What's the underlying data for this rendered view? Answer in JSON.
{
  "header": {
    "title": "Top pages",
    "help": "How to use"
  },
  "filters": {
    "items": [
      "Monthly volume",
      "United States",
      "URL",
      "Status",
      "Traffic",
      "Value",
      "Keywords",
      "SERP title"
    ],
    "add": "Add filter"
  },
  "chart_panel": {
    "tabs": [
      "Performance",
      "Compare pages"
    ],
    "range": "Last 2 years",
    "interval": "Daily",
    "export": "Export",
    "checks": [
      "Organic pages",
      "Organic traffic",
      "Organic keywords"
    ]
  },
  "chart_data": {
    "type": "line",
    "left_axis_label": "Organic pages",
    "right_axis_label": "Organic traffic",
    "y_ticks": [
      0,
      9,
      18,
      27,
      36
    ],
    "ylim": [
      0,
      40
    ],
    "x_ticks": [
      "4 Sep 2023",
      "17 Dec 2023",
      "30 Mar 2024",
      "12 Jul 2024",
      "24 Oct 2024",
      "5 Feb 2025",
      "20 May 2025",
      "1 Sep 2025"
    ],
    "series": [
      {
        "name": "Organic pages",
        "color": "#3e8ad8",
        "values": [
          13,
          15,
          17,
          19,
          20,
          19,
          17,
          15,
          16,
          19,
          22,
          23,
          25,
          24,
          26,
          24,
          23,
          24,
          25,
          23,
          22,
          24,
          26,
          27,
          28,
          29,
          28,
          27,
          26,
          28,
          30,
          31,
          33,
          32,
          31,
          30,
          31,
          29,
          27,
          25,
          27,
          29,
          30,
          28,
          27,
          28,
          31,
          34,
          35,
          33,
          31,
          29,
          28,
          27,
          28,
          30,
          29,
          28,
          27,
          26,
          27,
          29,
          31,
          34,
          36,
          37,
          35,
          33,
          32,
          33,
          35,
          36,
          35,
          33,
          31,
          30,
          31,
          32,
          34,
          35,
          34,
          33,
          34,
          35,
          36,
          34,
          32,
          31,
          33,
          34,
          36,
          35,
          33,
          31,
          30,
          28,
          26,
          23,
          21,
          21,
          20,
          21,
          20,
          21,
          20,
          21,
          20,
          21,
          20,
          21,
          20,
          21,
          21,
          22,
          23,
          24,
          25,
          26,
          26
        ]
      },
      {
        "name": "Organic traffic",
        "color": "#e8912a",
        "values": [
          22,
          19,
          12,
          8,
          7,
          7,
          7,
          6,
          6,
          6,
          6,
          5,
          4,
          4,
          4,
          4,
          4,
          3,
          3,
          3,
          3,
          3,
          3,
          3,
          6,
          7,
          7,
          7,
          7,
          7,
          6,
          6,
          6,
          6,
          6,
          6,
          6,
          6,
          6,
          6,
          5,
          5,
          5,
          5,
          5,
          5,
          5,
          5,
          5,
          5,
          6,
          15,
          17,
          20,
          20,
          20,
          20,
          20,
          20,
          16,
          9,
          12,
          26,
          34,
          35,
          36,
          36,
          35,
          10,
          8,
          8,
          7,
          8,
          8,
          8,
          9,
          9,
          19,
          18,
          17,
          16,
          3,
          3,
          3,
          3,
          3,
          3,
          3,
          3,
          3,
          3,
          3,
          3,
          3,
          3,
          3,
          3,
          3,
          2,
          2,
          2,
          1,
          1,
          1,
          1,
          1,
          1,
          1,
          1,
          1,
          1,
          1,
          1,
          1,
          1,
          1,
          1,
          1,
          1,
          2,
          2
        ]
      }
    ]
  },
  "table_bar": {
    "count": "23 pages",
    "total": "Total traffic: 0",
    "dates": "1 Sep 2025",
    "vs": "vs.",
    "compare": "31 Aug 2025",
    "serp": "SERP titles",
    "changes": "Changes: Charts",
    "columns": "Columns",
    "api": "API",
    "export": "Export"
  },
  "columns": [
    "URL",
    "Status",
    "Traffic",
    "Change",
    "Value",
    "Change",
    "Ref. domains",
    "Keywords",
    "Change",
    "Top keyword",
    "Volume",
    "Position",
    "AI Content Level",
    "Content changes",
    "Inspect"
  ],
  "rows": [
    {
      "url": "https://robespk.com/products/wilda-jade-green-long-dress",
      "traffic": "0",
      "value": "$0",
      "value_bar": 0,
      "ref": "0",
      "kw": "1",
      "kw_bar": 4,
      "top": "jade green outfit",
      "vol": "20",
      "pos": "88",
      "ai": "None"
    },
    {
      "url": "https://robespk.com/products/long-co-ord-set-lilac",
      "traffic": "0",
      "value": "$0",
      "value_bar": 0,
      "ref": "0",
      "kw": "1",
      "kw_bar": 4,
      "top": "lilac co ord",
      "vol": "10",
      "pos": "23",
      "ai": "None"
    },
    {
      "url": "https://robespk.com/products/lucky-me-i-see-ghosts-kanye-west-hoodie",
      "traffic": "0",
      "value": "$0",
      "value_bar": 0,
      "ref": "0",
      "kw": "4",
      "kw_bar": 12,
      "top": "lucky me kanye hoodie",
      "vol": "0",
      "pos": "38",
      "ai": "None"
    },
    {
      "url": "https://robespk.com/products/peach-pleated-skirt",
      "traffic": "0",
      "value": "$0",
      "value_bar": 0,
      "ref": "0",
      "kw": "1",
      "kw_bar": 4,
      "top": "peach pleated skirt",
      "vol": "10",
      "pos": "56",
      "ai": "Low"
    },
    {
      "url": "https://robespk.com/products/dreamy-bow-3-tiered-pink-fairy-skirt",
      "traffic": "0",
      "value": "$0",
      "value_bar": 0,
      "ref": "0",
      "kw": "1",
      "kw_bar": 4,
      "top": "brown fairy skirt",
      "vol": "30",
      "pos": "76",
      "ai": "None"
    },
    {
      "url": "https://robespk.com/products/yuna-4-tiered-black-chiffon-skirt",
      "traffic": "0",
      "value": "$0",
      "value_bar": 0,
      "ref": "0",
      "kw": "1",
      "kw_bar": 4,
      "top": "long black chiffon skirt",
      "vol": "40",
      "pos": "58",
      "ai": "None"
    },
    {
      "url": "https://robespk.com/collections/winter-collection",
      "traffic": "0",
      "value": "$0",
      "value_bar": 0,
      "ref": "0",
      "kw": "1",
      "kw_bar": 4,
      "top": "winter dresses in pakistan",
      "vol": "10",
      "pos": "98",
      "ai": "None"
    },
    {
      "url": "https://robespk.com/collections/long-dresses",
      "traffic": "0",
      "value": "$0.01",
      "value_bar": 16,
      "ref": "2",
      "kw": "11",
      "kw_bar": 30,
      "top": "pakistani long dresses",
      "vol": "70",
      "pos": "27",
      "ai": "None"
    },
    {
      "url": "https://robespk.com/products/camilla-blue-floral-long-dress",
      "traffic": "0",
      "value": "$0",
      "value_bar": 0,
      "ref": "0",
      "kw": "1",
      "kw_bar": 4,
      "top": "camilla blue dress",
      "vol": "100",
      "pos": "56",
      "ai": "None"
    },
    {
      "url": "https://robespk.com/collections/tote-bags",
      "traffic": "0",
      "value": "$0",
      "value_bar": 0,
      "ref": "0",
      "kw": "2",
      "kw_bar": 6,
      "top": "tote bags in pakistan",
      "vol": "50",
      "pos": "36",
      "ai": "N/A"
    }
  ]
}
#####
## Problem requirements
Search the data for the string "changes" and copy each line where it appears.

## Worked solution
    "changes": "Changes: Charts",
    "Content changes",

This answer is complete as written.